-- Start --

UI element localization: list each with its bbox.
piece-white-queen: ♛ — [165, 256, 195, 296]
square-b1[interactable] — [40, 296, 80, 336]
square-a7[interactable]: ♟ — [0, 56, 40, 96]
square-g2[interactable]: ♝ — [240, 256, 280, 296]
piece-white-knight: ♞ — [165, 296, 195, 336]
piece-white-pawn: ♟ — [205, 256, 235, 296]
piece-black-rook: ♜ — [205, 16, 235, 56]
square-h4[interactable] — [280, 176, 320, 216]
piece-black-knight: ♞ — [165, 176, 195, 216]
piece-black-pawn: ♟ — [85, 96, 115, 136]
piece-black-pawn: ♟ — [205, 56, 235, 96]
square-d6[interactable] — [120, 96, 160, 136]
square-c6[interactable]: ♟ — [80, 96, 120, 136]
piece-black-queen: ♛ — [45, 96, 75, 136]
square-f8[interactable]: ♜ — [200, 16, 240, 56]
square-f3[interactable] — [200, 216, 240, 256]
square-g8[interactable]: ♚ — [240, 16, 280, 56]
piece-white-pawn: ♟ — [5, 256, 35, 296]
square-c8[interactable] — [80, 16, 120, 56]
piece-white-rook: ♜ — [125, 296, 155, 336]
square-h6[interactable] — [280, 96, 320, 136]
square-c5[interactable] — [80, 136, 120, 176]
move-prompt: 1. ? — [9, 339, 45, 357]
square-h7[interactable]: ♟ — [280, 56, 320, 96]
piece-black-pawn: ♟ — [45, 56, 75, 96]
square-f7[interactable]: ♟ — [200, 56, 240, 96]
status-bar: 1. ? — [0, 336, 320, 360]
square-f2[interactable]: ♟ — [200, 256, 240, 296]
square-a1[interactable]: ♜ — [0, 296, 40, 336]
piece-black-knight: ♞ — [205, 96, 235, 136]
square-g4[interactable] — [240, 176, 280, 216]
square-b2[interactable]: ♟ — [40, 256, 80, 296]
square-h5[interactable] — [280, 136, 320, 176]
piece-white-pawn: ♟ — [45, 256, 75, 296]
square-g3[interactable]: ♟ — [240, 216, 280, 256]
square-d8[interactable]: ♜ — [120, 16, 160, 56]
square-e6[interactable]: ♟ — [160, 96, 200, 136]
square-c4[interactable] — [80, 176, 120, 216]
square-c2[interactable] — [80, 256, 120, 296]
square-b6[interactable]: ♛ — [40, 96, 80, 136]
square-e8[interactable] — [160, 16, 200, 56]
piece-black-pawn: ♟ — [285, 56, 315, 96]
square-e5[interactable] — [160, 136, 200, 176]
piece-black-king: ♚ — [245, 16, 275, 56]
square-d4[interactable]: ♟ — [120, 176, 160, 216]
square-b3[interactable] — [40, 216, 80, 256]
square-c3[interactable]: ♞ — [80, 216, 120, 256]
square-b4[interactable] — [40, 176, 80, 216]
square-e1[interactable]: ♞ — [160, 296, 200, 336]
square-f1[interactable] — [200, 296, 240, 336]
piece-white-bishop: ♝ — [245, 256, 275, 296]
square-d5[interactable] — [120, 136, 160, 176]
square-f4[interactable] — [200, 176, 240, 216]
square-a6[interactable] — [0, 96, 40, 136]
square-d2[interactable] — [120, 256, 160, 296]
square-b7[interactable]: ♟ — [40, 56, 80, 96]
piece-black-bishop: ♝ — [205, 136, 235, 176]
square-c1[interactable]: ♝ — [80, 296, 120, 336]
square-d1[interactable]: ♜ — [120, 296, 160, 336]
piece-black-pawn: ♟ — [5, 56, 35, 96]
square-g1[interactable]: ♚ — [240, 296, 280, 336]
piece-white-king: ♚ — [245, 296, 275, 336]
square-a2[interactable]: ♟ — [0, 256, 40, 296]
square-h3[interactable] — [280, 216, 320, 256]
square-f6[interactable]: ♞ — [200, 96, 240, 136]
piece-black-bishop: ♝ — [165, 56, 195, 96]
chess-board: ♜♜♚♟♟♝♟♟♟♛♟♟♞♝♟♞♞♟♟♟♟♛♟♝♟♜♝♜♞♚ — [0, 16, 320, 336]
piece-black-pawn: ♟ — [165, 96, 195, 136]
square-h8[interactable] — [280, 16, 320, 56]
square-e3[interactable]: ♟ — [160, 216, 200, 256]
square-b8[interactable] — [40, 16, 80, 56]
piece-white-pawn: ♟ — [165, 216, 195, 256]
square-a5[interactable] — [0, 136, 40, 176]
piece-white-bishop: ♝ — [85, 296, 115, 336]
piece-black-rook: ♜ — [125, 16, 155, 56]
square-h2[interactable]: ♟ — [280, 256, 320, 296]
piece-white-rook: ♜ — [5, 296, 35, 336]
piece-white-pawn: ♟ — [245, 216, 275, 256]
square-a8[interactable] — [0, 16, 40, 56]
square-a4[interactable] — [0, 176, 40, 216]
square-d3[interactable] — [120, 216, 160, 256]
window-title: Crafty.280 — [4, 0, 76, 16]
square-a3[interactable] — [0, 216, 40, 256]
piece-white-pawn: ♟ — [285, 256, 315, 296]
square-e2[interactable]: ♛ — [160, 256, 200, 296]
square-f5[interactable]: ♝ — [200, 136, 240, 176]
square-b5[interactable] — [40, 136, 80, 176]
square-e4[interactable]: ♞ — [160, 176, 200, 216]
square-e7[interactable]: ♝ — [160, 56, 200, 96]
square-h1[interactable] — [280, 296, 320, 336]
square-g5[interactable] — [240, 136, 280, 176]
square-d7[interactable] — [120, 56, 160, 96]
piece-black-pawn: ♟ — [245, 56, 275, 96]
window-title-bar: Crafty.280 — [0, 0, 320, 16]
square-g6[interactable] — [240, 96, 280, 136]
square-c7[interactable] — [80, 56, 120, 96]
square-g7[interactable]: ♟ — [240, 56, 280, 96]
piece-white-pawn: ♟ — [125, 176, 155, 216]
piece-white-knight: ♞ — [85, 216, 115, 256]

-- End --

OBJECTIVE - Copy the records line for line, starting with the first line and ending with the line that contains "piece-black-knight: ♞ — [165, 176, 195, 216]", including that line.

EXPECTED ANSWER -
UI element localization: list each with its bbox.
piece-white-queen: ♛ — [165, 256, 195, 296]
square-b1[interactable] — [40, 296, 80, 336]
square-a7[interactable]: ♟ — [0, 56, 40, 96]
square-g2[interactable]: ♝ — [240, 256, 280, 296]
piece-white-knight: ♞ — [165, 296, 195, 336]
piece-white-pawn: ♟ — [205, 256, 235, 296]
piece-black-rook: ♜ — [205, 16, 235, 56]
square-h4[interactable] — [280, 176, 320, 216]
piece-black-knight: ♞ — [165, 176, 195, 216]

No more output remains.